→ **Required work**
Find the lines below that contain the string "exponent". Copy each one.

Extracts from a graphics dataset
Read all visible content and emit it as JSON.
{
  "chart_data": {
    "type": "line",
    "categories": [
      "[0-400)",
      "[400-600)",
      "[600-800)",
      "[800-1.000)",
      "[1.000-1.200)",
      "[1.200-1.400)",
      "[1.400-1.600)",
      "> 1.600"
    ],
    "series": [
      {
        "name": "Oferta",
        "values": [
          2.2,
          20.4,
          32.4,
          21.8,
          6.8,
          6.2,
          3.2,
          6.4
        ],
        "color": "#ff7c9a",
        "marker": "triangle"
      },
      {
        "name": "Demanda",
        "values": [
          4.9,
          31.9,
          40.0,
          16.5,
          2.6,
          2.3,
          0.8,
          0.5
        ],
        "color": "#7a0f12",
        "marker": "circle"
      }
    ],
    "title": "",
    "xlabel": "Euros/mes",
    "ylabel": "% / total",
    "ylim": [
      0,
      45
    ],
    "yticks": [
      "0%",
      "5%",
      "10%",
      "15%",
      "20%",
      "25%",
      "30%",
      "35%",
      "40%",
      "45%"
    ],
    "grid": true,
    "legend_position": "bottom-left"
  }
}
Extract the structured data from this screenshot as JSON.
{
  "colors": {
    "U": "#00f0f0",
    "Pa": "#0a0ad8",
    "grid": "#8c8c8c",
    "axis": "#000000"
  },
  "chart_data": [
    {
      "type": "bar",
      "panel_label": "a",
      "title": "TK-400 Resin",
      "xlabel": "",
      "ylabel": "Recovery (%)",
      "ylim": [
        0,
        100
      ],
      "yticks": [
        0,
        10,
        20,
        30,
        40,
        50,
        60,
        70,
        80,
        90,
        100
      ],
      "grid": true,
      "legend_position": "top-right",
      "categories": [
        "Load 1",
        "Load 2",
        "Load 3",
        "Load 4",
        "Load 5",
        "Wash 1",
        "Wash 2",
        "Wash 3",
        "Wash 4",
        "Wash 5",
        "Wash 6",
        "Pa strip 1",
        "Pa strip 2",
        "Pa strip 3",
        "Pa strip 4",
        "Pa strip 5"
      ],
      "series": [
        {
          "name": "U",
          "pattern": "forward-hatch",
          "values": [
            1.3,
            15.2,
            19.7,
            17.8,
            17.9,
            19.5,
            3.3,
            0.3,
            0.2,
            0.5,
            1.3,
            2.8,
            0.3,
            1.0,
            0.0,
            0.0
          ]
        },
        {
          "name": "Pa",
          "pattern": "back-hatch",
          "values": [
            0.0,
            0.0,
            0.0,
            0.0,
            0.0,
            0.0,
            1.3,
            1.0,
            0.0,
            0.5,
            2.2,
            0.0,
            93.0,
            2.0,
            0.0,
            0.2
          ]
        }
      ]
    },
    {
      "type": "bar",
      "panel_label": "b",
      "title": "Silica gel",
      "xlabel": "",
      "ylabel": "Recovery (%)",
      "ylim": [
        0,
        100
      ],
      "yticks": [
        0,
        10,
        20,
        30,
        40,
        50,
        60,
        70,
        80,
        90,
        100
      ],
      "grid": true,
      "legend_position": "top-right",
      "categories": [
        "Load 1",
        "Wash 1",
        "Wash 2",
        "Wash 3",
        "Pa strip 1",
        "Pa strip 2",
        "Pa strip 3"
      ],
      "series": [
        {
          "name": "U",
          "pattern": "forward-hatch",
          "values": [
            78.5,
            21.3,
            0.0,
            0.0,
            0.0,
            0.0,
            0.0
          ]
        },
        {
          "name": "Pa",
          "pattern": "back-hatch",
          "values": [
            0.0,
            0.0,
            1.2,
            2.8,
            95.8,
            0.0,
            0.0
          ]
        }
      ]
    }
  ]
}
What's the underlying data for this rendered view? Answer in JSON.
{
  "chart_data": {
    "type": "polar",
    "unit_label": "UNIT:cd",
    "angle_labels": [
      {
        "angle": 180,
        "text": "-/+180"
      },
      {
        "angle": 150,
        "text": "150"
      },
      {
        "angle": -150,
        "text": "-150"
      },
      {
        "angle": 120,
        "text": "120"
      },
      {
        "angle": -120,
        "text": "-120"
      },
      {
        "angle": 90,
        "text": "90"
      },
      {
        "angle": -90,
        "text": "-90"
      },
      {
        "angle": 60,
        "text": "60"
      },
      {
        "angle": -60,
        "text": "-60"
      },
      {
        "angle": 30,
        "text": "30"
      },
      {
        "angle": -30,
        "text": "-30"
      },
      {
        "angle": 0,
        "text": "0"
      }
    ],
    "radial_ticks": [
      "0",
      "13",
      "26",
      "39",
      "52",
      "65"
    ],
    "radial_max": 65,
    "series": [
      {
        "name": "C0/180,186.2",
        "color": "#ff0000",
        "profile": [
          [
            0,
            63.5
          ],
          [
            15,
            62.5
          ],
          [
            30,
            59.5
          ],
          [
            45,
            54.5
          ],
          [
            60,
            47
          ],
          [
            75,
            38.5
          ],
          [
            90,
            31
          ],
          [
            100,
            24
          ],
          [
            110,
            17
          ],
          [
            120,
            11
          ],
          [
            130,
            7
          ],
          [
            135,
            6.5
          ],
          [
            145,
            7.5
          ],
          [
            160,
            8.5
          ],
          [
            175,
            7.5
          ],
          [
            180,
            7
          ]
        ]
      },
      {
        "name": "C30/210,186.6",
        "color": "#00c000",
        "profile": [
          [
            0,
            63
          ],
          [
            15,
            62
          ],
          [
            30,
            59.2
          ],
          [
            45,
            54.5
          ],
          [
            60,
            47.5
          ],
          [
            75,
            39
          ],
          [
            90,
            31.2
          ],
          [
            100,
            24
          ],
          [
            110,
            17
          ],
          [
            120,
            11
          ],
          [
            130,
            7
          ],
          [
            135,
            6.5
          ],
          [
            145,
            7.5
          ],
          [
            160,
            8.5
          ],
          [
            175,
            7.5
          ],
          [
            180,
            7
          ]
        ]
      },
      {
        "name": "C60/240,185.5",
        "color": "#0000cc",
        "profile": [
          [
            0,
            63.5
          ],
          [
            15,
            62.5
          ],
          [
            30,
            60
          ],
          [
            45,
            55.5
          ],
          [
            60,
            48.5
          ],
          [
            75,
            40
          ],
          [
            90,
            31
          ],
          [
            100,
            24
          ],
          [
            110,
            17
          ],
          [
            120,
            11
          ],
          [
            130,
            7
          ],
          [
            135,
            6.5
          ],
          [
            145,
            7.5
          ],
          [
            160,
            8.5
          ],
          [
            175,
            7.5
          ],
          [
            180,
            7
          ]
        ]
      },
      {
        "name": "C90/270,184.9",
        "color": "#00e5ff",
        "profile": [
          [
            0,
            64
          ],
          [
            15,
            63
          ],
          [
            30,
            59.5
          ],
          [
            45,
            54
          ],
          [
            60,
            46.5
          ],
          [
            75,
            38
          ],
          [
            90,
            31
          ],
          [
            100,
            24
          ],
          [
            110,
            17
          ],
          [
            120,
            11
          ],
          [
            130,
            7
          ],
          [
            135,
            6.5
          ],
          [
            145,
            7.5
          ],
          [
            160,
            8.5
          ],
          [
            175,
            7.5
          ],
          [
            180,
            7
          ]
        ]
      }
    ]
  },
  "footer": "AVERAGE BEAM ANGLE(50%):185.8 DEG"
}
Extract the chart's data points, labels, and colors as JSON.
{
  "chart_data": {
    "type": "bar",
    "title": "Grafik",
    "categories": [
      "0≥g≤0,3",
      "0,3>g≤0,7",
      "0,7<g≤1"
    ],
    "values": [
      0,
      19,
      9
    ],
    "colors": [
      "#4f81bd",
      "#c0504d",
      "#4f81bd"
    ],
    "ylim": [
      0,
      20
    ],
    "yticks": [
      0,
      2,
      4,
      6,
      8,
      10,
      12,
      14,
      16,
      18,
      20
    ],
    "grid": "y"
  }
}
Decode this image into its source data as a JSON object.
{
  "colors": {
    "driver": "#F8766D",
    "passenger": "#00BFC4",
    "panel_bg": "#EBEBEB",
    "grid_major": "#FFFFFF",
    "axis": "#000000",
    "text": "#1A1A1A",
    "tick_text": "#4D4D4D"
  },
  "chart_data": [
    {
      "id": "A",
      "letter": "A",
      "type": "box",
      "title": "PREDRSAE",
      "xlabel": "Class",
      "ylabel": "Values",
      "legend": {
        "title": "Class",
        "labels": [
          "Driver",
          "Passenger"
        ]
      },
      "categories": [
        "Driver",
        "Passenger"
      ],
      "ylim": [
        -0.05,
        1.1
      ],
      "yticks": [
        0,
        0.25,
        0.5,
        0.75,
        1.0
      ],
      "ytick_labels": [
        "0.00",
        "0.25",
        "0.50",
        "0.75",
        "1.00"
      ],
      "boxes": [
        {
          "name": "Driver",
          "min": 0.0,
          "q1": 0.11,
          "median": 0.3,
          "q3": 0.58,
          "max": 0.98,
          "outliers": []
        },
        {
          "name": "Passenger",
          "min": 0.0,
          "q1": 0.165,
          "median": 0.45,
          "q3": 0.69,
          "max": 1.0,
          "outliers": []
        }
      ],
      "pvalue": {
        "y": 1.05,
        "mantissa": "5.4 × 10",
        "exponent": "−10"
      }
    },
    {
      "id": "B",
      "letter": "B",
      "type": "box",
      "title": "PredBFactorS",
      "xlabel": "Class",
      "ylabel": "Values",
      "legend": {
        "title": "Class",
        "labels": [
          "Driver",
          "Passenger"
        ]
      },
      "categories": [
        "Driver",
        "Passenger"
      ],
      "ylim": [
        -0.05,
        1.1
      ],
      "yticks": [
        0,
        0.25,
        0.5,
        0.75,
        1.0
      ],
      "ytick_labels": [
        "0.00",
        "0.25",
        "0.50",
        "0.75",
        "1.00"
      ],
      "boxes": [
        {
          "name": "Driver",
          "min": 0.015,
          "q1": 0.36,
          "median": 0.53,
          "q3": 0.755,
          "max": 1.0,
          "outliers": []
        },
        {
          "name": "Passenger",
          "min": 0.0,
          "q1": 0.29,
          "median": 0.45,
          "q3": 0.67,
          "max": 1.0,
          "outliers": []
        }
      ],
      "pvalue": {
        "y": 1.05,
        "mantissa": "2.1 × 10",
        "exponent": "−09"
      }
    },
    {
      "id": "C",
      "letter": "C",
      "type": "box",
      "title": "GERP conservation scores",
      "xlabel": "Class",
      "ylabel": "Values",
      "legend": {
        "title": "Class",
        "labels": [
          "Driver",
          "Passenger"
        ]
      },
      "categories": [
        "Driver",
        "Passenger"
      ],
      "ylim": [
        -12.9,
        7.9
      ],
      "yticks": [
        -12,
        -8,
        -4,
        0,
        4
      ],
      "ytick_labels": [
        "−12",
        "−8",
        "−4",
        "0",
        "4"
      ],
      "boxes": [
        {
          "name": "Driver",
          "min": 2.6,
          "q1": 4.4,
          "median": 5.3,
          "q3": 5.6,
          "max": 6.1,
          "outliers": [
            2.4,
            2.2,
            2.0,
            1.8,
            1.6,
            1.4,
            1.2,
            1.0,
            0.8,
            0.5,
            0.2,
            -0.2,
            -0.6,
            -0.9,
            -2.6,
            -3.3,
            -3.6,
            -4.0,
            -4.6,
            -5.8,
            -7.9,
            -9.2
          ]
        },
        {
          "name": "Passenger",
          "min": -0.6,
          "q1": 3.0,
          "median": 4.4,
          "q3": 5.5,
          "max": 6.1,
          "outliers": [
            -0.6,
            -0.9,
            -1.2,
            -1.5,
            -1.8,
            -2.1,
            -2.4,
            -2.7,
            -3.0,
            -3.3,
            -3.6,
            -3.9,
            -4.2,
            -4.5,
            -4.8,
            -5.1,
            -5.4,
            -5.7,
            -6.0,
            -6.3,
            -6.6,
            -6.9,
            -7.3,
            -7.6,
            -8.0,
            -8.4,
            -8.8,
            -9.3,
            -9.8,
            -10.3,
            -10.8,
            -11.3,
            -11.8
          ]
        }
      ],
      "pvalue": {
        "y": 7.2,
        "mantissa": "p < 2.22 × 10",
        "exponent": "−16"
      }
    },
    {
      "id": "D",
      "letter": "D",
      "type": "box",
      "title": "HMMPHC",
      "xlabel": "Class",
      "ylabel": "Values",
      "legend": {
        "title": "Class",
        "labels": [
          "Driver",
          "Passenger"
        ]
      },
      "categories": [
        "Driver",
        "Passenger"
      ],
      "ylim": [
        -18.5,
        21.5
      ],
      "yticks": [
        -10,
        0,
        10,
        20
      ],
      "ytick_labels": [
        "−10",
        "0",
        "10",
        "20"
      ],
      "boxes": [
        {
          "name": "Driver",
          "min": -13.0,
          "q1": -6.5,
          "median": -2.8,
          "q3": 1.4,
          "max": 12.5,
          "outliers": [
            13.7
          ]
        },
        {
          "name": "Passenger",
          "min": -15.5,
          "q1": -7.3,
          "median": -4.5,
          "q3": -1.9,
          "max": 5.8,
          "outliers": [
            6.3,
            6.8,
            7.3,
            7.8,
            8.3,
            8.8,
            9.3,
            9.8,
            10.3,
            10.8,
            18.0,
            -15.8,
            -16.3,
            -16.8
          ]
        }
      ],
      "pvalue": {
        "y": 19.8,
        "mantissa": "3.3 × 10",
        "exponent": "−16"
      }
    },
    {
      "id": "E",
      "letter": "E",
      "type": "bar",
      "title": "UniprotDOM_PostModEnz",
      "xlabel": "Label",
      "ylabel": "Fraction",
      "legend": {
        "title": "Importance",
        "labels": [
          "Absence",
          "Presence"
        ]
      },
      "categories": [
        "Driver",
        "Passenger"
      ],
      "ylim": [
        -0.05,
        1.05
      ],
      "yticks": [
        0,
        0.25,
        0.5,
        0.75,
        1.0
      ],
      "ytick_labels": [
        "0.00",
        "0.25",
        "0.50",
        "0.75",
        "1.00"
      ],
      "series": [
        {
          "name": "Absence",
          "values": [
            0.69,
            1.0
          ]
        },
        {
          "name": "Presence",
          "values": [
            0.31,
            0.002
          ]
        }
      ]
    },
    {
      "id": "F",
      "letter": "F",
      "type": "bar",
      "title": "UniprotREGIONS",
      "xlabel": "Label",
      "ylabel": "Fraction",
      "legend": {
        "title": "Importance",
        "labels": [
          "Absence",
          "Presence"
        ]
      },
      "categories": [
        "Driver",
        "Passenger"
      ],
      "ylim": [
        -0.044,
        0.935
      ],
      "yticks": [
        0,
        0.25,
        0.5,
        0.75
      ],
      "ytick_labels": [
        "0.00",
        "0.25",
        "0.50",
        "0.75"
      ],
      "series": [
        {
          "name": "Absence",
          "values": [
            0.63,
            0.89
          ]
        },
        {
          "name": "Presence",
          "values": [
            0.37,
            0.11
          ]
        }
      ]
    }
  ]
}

→ **Exercise solution**
        "exponent": "−10"
        "exponent": "−09"
        "exponent": "−16"
        "exponent": "−16"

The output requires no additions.